**Stored data:**
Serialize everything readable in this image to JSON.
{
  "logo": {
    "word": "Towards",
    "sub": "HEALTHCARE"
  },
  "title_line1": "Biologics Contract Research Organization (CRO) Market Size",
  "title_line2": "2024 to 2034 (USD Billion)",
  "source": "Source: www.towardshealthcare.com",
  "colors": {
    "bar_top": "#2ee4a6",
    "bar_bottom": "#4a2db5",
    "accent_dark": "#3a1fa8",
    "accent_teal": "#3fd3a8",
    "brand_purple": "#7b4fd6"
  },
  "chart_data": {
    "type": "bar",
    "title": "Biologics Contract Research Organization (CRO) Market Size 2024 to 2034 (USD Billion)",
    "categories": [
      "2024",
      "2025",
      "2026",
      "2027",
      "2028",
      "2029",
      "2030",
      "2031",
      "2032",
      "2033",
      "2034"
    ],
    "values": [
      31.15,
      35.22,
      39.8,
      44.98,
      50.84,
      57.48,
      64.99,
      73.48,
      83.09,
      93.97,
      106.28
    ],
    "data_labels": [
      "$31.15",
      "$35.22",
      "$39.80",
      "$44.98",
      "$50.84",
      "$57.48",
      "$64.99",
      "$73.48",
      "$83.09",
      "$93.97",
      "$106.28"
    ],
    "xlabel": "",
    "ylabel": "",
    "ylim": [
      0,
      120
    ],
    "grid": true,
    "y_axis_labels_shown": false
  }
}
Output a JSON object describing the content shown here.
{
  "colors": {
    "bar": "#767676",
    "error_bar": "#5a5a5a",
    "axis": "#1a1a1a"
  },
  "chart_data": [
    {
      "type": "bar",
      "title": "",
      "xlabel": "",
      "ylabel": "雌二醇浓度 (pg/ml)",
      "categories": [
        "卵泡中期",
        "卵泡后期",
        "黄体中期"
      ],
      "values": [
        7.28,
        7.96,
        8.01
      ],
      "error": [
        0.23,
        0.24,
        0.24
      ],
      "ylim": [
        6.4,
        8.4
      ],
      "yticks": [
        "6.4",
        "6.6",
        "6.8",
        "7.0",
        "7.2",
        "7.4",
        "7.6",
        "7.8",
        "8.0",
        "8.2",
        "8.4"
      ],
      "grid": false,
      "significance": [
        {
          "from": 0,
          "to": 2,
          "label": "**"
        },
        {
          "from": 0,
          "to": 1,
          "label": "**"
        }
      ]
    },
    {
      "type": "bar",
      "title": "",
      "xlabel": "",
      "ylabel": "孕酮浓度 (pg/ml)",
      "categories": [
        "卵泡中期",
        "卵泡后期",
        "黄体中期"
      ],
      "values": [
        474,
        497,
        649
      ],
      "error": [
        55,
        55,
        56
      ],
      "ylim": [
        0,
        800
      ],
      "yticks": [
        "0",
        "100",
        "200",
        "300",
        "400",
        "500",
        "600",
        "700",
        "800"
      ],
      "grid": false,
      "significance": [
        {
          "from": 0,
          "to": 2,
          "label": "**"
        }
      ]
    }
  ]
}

**Goal:** Above are the records; copy all of them exactly.

**Task response:**
Serialize everything readable in this image to JSON.
{
  "logo": {
    "word": "Towards",
    "sub": "HEALTHCARE"
  },
  "title_line1": "Biologics Contract Research Organization (CRO) Market Size",
  "title_line2": "2024 to 2034 (USD Billion)",
  "source": "Source: www.towardshealthcare.com",
  "colors": {
    "bar_top": "#2ee4a6",
    "bar_bottom": "#4a2db5",
    "accent_dark": "#3a1fa8",
    "accent_teal": "#3fd3a8",
    "brand_purple": "#7b4fd6"
  },
  "chart_data": {
    "type": "bar",
    "title": "Biologics Contract Research Organization (CRO) Market Size 2024 to 2034 (USD Billion)",
    "categories": [
      "2024",
      "2025",
      "2026",
      "2027",
      "2028",
      "2029",
      "2030",
      "2031",
      "2032",
      "2033",
      "2034"
    ],
    "values": [
      31.15,
      35.22,
      39.8,
      44.98,
      50.84,
      57.48,
      64.99,
      73.48,
      83.09,
      93.97,
      106.28
    ],
    "data_labels": [
      "$31.15",
      "$35.22",
      "$39.80",
      "$44.98",
      "$50.84",
      "$57.48",
      "$64.99",
      "$73.48",
      "$83.09",
      "$93.97",
      "$106.28"
    ],
    "xlabel": "",
    "ylabel": "",
    "ylim": [
      0,
      120
    ],
    "grid": true,
    "y_axis_labels_shown": false
  }
}
Output a JSON object describing the content shown here.
{
  "colors": {
    "bar": "#767676",
    "error_bar": "#5a5a5a",
    "axis": "#1a1a1a"
  },
  "chart_data": [
    {
      "type": "bar",
      "title": "",
      "xlabel": "",
      "ylabel": "雌二醇浓度 (pg/ml)",
      "categories": [
        "卵泡中期",
        "卵泡后期",
        "黄体中期"
      ],
      "values": [
        7.28,
        7.96,
        8.01
      ],
      "error": [
        0.23,
        0.24,
        0.24
      ],
      "ylim": [
        6.4,
        8.4
      ],
      "yticks": [
        "6.4",
        "6.6",
        "6.8",
        "7.0",
        "7.2",
        "7.4",
        "7.6",
        "7.8",
        "8.0",
        "8.2",
        "8.4"
      ],
      "grid": false,
      "significance": [
        {
          "from": 0,
          "to": 2,
          "label": "**"
        },
        {
          "from": 0,
          "to": 1,
          "label": "**"
        }
      ]
    },
    {
      "type": "bar",
      "title": "",
      "xlabel": "",
      "ylabel": "孕酮浓度 (pg/ml)",
      "categories": [
        "卵泡中期",
        "卵泡后期",
        "黄体中期"
      ],
      "values": [
        474,
        497,
        649
      ],
      "error": [
        55,
        55,
        56
      ],
      "ylim": [
        0,
        800
      ],
      "yticks": [
        "0",
        "100",
        "200",
        "300",
        "400",
        "500",
        "600",
        "700",
        "800"
      ],
      "grid": false,
      "significance": [
        {
          "from": 0,
          "to": 2,
          "label": "**"
        }
      ]
    }
  ]
}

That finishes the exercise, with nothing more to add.